Provided passage:
— begin —
# Dodo juice products



## tristan2 (Sep 28, 2010)

I'm going to buy some products ready for my new car in June,what do I need and where do you guys buy it from?


----------



## darylbenfield (Jun 29, 2011)

Try http://www.cleanyoucar.co.uk and an awesome wax is Bouncer's 22 distributed by Dodo.

A TT with Bouncers applied I done yesterday. A wash and sealant option.

(Drivers side on your right).


----------



## jgp-tt (Feb 22, 2010)

Bloody hell Daryl, that is a mirror not a car panel!
Well impressed with all of the images you post of your handy work


----------



## darylbenfield (Jun 29, 2011)

jgp-tt said:


> Bloody hell Daryl, that is a mirror not a car panel!
> Well impressed with all of the images you post of your handy work


Cheers dude, it's an easy wax to work with and only around £30. Obviously a decent prepared base works wonders too.


----------



## eviled (Jan 18, 2013)

I can vouch for their yellow clay and lube

very fine so takes a bit longer but I had no marring as all


----------



## D4n91 (Apr 9, 2013)

I like their products, well the ones I've used.
Dodo juice red mist tropical (sealant) 









Dodo juice supernatural wax


----------



## jamman (May 6, 2002)

darylbenfield said:


> Try http://www.cleanyoucar.co.uk and an awesome wax is Bouncer's 22 distributed by Dodo.
> 
> A TT with Bouncers applied I done yesterday. A wash and sealant option.
> 
> (Drivers side on your right).


Errrrr wow :mrgreen: :mrgreen: :mrgreen: :mrgreen: :mrgreen:

Lionk isn't working mate I'm guessing....

http://www.cleanyourcar.co.uk


----------



## darylbenfield (Jun 29, 2011)

That's the one!


----------



## oz_p (Feb 7, 2011)

Wow thats pretty amazing, how did you achieve that finish and with what wax?


----------



## darylbenfield (Jun 29, 2011)

oz_p said:


> Wow thats pretty amazing, how did you achieve that finish and with what wax?


Hi mate the car was detailed by myself a year or so ago, and is maintained by me too. It was just booked in for an enchancement detail, so fine polish and glazes were used to give a great base for the wax. I've used alot of different sealants and waxes on this dolomite grey colour, Bouncer's 22 seems to fit the bill best, and gives it that bit 'extra'.


----------



## darylbenfield (Jun 29, 2011)

oz_p said:


> Wow thats pretty amazing, how did you achieve that finish and with what wax?


Oz your only in London, I'm over in Essex - best book yours in! :wink: 8) 8)


----------



## oz_p (Feb 7, 2011)

darylbenfield said:



> oz_p said:
> 
> 
> > Wow thats pretty amazing, how did you achieve that finish and with what wax?
> ...


haha I have been thinking about it mate  The winter weather ie ice and snow has messed up my paintwork, got lots of surface scratches, can they be removed/fixed by someone like yourself or is it bodyshop time??

I also have a massive deep scratch on the rear quarter that I want fixing but need to find the cash & time to have it done :-(

Ross


----------



## darylbenfield (Jun 29, 2011)

Bring it down or email some pics over to [email protected]


----------



## oz_p (Feb 7, 2011)

darylbenfield said:


> Bring it down or email some pics over to [email protected]


Ok cheers, I'll take some pics over the weekend & email & see what you think can be done


----------



## darylbenfield (Jun 29, 2011)

No worries look forward to seeing them!


----------
— end —
Dataset excerpt:
— begin —
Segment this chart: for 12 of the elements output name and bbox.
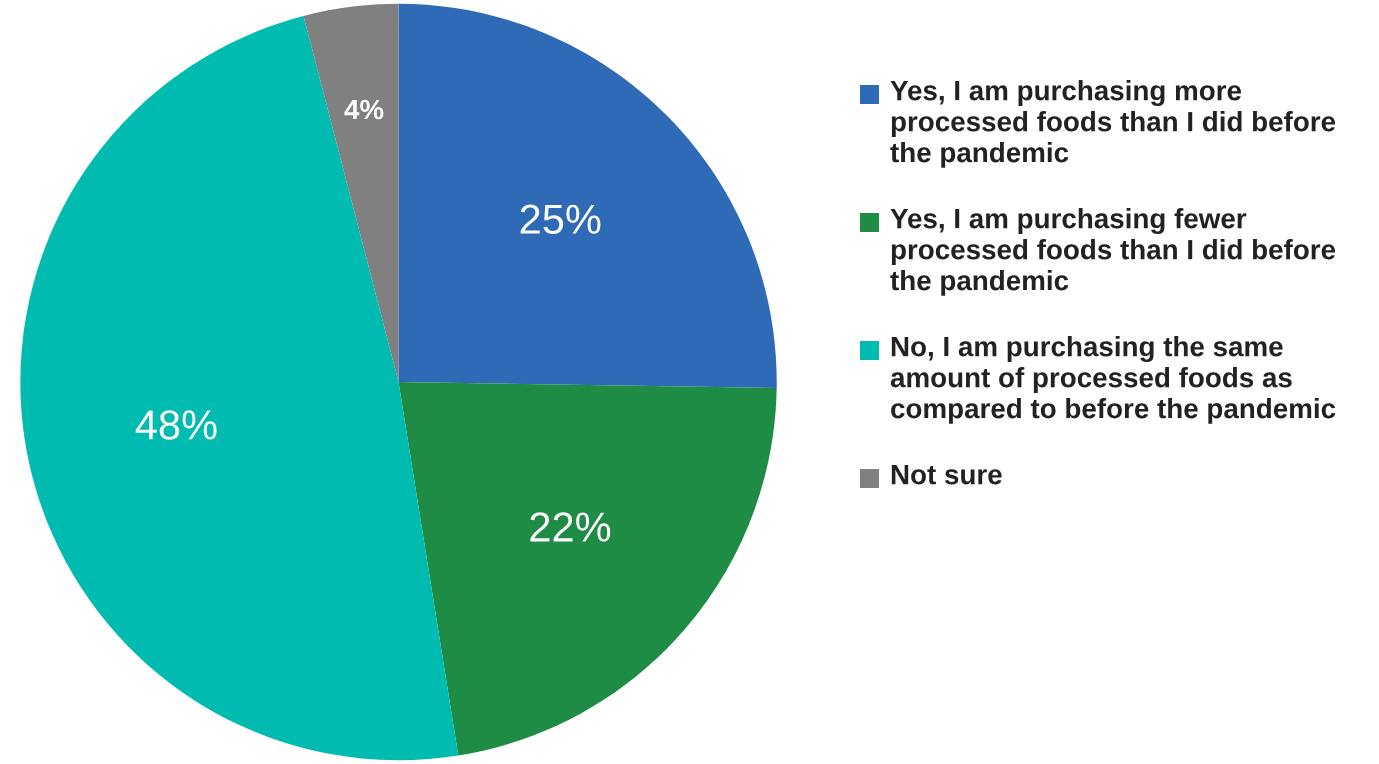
— end —
The request: In the Dodo Juice thread, roughly how much does the Bouncer's 22 wax cost? The data is not required for this exercise.

Finished answer: Around £30.